*WRITTEN REQUEST:* Copy the data below exactly.

*MATERIAL FOR THIS EXERCISE:*
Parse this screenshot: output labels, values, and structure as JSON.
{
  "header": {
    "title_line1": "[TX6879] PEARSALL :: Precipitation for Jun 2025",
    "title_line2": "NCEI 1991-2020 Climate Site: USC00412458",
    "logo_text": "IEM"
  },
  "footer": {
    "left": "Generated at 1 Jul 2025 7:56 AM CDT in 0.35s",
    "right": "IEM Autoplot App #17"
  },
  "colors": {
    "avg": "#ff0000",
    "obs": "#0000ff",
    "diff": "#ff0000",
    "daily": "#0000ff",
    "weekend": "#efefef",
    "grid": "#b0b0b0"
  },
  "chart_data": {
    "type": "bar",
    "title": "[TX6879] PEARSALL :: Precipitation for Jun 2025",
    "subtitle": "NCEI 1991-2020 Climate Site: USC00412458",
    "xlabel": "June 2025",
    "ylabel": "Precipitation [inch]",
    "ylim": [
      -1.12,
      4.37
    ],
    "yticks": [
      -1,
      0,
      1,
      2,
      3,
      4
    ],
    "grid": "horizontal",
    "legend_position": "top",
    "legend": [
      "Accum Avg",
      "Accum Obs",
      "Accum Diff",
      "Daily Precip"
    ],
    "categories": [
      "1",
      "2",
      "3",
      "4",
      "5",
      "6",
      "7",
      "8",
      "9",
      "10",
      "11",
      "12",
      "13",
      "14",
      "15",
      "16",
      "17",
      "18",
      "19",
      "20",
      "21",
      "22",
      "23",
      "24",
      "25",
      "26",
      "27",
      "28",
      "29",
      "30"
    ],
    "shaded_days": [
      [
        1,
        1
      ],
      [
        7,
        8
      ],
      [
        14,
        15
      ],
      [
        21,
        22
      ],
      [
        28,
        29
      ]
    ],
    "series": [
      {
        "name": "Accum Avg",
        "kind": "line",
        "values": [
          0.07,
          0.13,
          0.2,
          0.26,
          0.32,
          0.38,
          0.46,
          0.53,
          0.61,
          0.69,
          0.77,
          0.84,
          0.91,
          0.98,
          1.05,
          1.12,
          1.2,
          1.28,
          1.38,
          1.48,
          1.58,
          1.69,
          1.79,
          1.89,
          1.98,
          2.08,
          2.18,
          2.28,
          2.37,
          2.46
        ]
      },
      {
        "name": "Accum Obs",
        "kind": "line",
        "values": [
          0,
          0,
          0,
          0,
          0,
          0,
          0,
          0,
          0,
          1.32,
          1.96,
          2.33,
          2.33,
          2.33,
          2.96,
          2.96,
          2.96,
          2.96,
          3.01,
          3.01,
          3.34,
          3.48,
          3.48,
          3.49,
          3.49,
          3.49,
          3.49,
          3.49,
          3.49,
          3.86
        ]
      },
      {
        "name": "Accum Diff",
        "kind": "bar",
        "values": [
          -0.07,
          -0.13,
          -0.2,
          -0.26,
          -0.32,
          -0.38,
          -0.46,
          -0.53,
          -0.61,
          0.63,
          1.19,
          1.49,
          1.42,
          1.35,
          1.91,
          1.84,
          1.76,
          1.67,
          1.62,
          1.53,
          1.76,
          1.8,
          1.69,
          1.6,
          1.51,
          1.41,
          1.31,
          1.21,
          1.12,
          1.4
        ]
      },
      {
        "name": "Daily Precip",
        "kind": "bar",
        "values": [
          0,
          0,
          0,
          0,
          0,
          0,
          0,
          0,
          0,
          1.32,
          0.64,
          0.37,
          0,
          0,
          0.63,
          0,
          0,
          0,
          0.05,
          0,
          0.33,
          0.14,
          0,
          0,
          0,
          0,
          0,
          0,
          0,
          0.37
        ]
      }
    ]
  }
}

*FINAL RESULT:*
Parse this screenshot: output labels, values, and structure as JSON.
{
  "header": {
    "title_line1": "[TX6879] PEARSALL :: Precipitation for Jun 2025",
    "title_line2": "NCEI 1991-2020 Climate Site: USC00412458",
    "logo_text": "IEM"
  },
  "footer": {
    "left": "Generated at 1 Jul 2025 7:56 AM CDT in 0.35s",
    "right": "IEM Autoplot App #17"
  },
  "colors": {
    "avg": "#ff0000",
    "obs": "#0000ff",
    "diff": "#ff0000",
    "daily": "#0000ff",
    "weekend": "#efefef",
    "grid": "#b0b0b0"
  },
  "chart_data": {
    "type": "bar",
    "title": "[TX6879] PEARSALL :: Precipitation for Jun 2025",
    "subtitle": "NCEI 1991-2020 Climate Site: USC00412458",
    "xlabel": "June 2025",
    "ylabel": "Precipitation [inch]",
    "ylim": [
      -1.12,
      4.37
    ],
    "yticks": [
      -1,
      0,
      1,
      2,
      3,
      4
    ],
    "grid": "horizontal",
    "legend_position": "top",
    "legend": [
      "Accum Avg",
      "Accum Obs",
      "Accum Diff",
      "Daily Precip"
    ],
    "categories": [
      "1",
      "2",
      "3",
      "4",
      "5",
      "6",
      "7",
      "8",
      "9",
      "10",
      "11",
      "12",
      "13",
      "14",
      "15",
      "16",
      "17",
      "18",
      "19",
      "20",
      "21",
      "22",
      "23",
      "24",
      "25",
      "26",
      "27",
      "28",
      "29",
      "30"
    ],
    "shaded_days": [
      [
        1,
        1
      ],
      [
        7,
        8
      ],
      [
        14,
        15
      ],
      [
        21,
        22
      ],
      [
        28,
        29
      ]
    ],
    "series": [
      {
        "name": "Accum Avg",
        "kind": "line",
        "values": [
          0.07,
          0.13,
          0.2,
          0.26,
          0.32,
          0.38,
          0.46,
          0.53,
          0.61,
          0.69,
          0.77,
          0.84,
          0.91,
          0.98,
          1.05,
          1.12,
          1.2,
          1.28,
          1.38,
          1.48,
          1.58,
          1.69,
          1.79,
          1.89,
          1.98,
          2.08,
          2.18,
          2.28,
          2.37,
          2.46
        ]
      },
      {
        "name": "Accum Obs",
        "kind": "line",
        "values": [
          0,
          0,
          0,
          0,
          0,
          0,
          0,
          0,
          0,
          1.32,
          1.96,
          2.33,
          2.33,
          2.33,
          2.96,
          2.96,
          2.96,
          2.96,
          3.01,
          3.01,
          3.34,
          3.48,
          3.48,
          3.49,
          3.49,
          3.49,
          3.49,
          3.49,
          3.49,
          3.86
        ]
      },
      {
        "name": "Accum Diff",
        "kind": "bar",
        "values": [
          -0.07,
          -0.13,
          -0.2,
          -0.26,
          -0.32,
          -0.38,
          -0.46,
          -0.53,
          -0.61,
          0.63,
          1.19,
          1.49,
          1.42,
          1.35,
          1.91,
          1.84,
          1.76,
          1.67,
          1.62,
          1.53,
          1.76,
          1.8,
          1.69,
          1.6,
          1.51,
          1.41,
          1.31,
          1.21,
          1.12,
          1.4
        ]
      },
      {
        "name": "Daily Precip",
        "kind": "bar",
        "values": [
          0,
          0,
          0,
          0,
          0,
          0,
          0,
          0,
          0,
          1.32,
          0.64,
          0.37,
          0,
          0,
          0.63,
          0,
          0,
          0,
          0.05,
          0,
          0.33,
          0.14,
          0,
          0,
          0,
          0,
          0,
          0,
          0,
          0.37
        ]
      }
    ]
  }
}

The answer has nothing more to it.